►

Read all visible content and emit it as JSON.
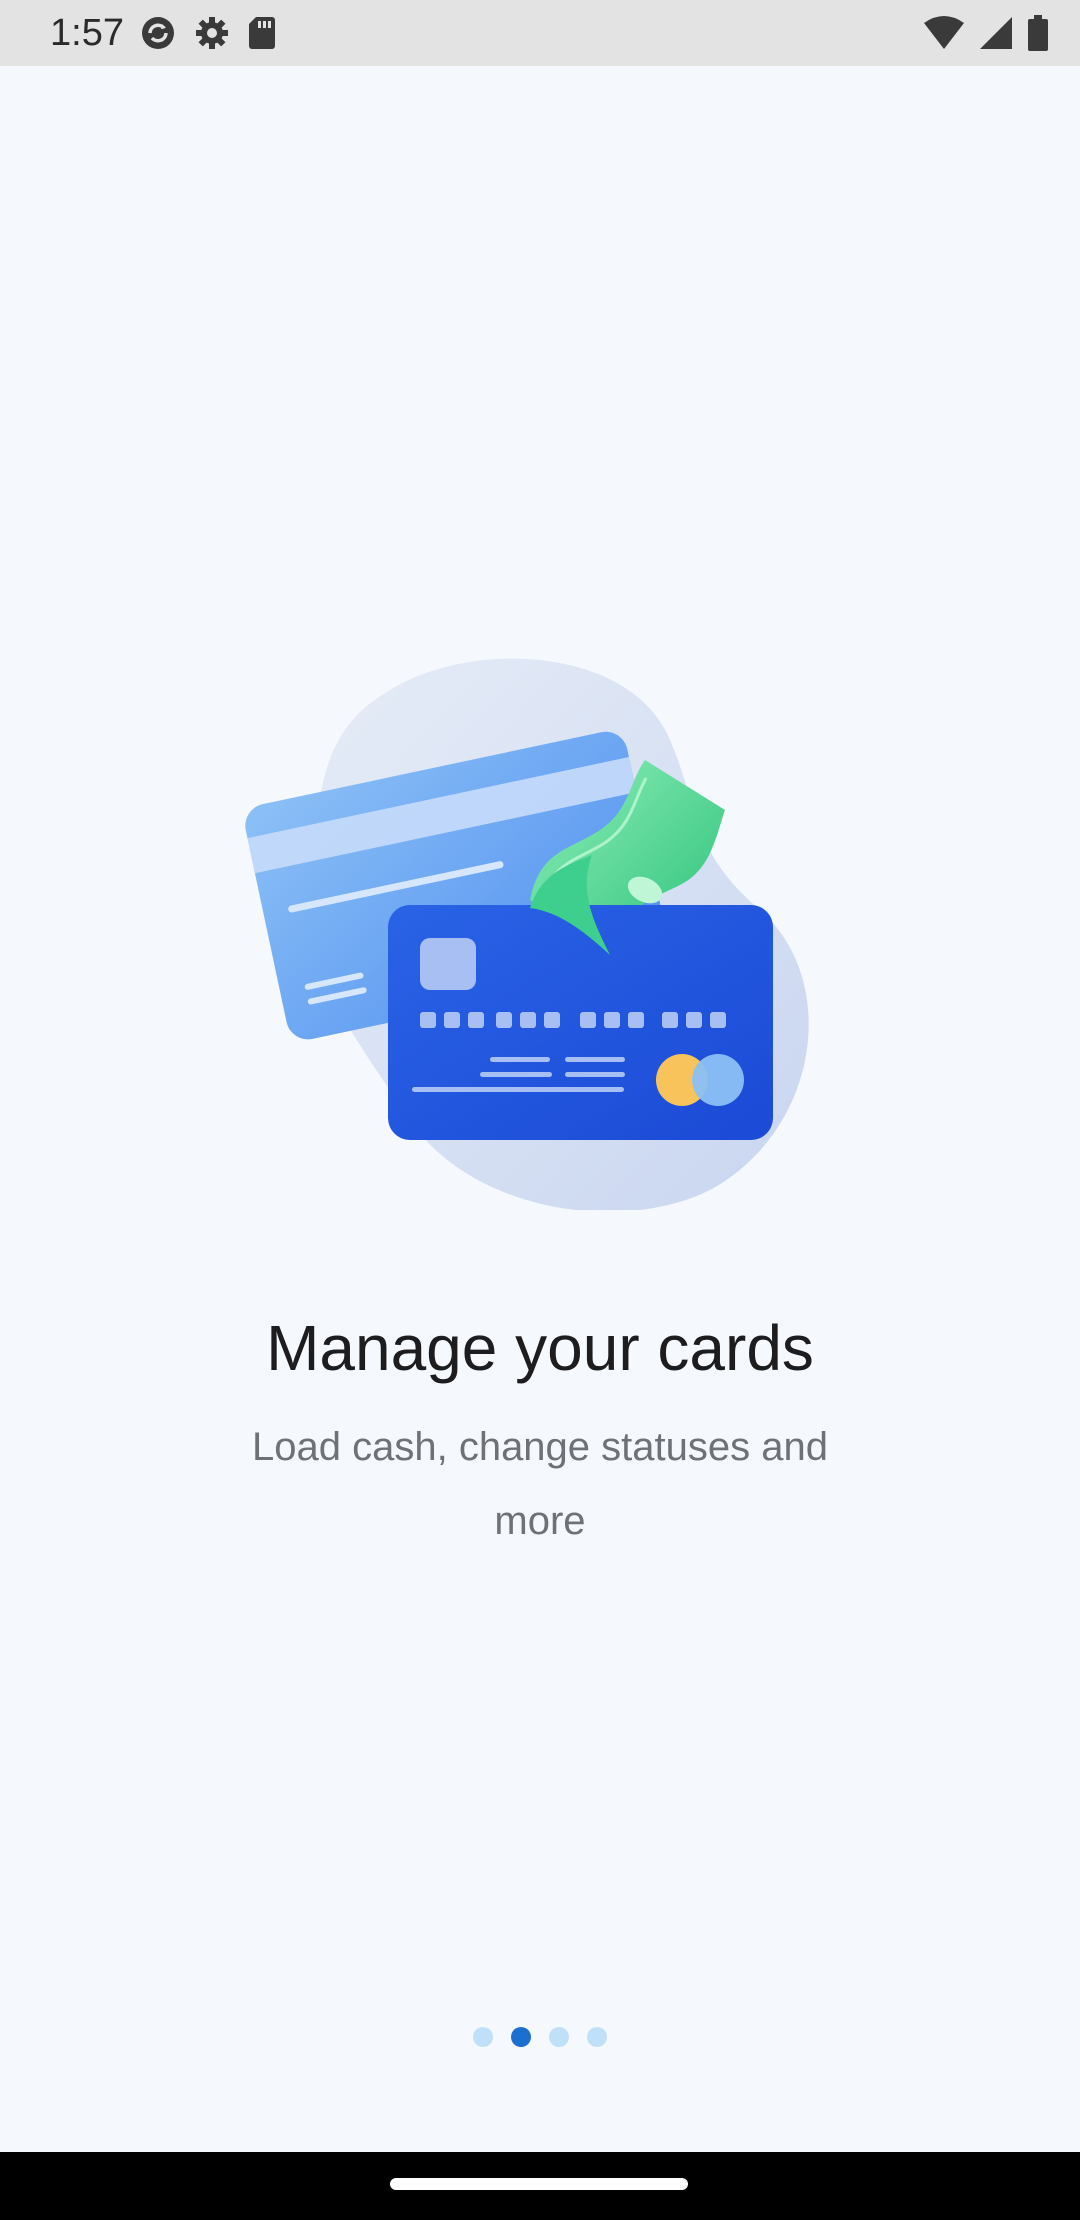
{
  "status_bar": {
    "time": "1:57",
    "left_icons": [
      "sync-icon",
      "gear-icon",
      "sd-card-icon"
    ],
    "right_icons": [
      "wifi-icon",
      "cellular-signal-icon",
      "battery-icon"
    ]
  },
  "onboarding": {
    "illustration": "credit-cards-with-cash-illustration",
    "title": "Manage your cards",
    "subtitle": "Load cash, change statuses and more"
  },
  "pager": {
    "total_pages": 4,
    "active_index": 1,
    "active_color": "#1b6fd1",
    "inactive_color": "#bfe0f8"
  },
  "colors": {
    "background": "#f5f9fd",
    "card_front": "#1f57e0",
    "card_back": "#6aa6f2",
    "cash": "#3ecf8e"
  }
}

◄

Problem to solve: Tally the lines in this data that hold the word "cash" and state only the count.

Task answer: 3